**Goal of the exercise**
Extract every line that includes the string "this".

**Dataset records**
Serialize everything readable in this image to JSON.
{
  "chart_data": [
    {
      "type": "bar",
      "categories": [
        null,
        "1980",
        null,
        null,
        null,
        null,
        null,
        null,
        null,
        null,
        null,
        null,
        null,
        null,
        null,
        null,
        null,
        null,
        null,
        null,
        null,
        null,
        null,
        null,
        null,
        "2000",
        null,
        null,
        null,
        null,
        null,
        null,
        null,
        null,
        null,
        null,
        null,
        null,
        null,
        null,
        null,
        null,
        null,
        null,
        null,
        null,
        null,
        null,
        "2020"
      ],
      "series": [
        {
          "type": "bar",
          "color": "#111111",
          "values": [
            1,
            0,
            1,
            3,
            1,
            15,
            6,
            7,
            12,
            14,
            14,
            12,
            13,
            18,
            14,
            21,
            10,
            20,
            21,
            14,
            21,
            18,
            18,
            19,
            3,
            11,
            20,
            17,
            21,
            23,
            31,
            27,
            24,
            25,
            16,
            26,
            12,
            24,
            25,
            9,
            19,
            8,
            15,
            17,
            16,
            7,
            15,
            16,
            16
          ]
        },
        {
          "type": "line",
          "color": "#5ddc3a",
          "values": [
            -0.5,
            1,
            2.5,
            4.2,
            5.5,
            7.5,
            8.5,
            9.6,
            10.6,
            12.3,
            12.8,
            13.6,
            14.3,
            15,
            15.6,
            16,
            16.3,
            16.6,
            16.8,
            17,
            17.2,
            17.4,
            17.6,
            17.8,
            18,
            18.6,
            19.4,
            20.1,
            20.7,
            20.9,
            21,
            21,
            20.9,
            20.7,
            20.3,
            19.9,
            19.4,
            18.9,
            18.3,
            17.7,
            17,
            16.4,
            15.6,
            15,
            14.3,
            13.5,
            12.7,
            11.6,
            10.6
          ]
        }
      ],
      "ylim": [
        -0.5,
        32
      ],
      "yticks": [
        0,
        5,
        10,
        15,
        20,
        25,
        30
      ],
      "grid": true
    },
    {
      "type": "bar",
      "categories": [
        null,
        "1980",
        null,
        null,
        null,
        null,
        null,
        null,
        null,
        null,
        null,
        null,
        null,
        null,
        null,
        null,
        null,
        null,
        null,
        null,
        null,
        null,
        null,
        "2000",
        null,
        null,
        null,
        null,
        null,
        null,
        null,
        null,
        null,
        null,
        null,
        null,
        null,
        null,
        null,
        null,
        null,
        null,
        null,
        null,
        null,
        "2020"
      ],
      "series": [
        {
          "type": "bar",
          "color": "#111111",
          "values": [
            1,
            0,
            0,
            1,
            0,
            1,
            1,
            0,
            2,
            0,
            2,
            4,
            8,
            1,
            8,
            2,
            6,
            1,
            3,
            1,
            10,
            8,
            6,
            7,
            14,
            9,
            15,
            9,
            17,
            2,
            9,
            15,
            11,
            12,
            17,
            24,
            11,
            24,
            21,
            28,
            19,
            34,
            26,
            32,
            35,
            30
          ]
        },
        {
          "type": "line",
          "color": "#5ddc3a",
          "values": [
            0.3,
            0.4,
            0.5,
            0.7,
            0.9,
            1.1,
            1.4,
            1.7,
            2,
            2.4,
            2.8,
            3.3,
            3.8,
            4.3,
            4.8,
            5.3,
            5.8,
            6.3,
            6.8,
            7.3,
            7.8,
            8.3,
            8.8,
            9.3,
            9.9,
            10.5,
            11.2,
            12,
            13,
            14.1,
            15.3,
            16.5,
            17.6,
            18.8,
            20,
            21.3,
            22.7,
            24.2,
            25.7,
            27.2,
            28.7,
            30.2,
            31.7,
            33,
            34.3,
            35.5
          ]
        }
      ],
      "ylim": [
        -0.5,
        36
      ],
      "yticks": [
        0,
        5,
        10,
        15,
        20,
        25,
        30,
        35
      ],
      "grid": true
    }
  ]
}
---
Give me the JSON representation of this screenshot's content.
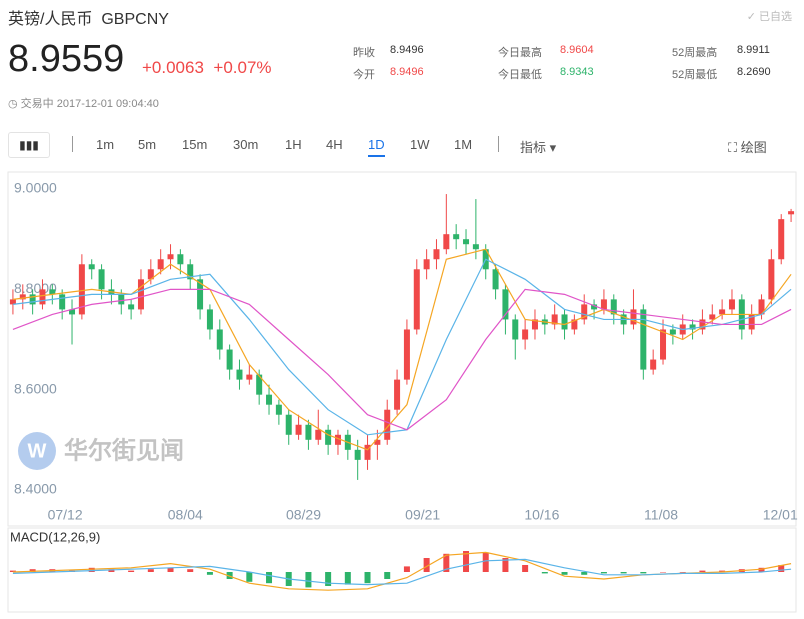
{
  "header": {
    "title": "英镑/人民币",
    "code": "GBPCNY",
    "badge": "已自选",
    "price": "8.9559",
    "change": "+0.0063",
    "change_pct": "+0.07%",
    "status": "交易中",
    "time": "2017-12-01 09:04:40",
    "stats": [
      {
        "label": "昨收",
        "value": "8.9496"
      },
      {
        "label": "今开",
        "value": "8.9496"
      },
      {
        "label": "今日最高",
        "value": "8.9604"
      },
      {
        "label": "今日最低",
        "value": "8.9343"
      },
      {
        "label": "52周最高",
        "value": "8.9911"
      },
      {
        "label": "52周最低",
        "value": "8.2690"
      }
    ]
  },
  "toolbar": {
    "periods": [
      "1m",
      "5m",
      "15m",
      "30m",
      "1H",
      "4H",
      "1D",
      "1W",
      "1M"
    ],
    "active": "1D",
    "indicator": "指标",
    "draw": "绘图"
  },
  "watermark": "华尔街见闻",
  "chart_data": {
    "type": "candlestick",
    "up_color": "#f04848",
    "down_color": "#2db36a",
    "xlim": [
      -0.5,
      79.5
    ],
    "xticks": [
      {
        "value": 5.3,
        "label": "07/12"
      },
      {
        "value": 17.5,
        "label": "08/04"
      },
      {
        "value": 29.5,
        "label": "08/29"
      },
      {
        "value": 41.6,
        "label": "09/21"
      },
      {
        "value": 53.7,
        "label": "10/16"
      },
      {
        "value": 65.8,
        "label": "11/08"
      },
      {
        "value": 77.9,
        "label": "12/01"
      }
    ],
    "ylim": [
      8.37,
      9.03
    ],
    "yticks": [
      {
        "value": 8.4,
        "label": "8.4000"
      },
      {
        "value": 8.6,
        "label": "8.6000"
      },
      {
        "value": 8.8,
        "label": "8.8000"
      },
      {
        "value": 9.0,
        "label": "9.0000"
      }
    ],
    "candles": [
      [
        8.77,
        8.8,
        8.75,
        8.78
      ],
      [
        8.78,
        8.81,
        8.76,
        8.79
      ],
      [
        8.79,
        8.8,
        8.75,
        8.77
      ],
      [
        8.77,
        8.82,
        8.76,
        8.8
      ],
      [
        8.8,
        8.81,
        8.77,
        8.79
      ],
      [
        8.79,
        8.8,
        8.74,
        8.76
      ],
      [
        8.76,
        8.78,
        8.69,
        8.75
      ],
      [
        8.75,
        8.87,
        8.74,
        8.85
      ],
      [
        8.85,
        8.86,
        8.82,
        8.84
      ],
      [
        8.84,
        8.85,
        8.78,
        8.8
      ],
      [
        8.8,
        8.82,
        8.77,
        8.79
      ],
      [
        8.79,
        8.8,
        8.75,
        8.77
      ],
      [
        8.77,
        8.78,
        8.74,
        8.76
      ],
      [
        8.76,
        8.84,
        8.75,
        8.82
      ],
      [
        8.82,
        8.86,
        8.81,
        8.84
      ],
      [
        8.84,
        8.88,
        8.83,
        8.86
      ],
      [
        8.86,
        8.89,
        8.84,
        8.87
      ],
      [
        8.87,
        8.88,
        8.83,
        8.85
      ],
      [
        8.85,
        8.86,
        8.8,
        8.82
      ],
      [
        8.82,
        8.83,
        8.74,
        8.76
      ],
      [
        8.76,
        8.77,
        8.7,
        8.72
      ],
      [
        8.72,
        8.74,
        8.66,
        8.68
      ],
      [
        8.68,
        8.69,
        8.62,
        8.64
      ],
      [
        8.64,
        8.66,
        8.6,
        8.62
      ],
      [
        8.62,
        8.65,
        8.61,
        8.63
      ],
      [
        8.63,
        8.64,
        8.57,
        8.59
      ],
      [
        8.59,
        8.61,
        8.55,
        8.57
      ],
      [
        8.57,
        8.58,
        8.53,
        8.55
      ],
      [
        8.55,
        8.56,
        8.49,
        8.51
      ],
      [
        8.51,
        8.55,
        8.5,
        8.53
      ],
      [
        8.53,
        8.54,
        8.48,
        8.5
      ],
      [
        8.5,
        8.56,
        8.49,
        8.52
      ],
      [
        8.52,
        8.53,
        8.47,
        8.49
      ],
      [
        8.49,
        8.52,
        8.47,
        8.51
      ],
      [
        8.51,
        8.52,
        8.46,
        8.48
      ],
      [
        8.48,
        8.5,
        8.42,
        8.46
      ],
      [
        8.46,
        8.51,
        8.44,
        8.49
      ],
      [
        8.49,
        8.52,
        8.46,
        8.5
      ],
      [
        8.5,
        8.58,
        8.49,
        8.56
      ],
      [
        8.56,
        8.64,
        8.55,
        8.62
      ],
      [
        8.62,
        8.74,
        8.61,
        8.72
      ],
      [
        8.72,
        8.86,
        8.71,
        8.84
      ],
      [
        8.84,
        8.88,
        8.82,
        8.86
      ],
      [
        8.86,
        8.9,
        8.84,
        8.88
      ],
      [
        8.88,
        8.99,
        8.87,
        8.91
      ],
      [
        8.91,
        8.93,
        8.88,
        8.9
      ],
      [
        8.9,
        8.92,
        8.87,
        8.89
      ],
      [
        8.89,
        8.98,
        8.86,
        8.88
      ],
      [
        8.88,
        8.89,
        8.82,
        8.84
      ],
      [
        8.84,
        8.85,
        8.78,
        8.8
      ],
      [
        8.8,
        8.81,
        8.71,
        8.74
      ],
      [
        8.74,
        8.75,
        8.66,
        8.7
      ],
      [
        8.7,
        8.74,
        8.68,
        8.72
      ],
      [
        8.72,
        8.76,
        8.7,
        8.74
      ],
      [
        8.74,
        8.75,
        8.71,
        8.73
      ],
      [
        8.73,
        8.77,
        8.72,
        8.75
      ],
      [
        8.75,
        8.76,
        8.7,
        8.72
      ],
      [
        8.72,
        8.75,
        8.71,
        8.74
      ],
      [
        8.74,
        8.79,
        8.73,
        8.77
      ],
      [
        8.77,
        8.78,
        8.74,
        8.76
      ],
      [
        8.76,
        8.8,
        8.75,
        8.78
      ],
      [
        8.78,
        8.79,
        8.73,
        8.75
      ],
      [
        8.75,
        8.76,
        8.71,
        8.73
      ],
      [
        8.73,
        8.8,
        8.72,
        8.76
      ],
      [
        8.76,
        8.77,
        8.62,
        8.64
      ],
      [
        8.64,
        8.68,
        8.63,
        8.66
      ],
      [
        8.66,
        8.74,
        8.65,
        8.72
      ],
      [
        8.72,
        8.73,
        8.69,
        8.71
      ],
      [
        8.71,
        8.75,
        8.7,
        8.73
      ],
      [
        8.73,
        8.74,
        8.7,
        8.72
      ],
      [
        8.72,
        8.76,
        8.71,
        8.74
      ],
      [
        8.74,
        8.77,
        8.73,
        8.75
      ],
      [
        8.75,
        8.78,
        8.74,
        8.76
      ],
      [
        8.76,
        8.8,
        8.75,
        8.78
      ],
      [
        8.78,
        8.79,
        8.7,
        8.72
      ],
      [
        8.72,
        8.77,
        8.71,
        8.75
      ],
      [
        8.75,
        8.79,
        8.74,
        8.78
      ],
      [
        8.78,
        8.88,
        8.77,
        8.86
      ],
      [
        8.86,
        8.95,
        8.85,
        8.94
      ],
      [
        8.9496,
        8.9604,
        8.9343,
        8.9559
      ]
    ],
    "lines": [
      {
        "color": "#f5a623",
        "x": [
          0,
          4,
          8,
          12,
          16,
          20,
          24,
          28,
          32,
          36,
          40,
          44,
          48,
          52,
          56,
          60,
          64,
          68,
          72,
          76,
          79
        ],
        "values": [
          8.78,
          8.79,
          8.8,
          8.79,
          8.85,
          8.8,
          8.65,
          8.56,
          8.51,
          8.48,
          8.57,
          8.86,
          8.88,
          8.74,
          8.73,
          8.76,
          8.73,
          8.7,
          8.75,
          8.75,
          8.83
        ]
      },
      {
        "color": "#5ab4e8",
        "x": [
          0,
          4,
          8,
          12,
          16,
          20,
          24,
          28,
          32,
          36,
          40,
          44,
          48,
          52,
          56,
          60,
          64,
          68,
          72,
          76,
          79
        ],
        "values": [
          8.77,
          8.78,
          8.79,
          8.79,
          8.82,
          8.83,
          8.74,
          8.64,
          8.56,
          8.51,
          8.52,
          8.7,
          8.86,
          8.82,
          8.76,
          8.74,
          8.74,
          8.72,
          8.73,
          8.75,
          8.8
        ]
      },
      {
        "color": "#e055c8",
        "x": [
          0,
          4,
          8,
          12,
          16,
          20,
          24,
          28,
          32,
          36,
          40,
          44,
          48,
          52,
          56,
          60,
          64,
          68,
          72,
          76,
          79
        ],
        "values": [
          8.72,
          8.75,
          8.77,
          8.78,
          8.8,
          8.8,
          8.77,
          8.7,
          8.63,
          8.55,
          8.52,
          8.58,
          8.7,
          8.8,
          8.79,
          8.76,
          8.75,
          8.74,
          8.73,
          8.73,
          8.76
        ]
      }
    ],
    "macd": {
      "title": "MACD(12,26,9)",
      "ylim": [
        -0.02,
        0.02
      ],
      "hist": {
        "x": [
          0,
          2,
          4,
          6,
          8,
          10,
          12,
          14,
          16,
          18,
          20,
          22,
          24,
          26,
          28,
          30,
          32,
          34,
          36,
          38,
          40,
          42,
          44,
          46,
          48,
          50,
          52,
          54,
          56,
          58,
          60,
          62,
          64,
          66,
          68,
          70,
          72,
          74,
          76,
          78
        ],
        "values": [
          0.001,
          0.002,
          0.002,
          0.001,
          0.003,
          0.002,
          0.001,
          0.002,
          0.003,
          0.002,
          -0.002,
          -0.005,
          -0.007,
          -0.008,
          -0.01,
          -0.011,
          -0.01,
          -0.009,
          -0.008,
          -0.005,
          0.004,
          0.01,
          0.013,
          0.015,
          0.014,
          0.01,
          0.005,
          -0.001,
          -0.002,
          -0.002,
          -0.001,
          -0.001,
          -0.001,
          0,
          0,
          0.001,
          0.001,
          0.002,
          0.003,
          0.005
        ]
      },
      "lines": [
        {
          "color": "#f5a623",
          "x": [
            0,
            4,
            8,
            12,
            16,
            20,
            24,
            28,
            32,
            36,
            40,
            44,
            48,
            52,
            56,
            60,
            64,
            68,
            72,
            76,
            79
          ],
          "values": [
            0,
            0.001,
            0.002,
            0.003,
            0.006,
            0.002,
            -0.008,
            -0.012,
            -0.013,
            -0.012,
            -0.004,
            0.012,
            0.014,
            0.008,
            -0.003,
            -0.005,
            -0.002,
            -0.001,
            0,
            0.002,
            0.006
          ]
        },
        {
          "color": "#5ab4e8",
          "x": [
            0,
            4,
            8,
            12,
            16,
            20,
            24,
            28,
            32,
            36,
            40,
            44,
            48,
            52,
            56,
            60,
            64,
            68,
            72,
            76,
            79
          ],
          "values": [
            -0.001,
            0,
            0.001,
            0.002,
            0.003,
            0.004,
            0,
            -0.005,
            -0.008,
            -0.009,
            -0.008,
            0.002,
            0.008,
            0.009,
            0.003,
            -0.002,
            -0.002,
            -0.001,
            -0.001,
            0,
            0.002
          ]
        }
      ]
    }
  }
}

**Written response**
Serialize everything readable in this image to JSON.
Give me the JSON representation of this screenshot's content.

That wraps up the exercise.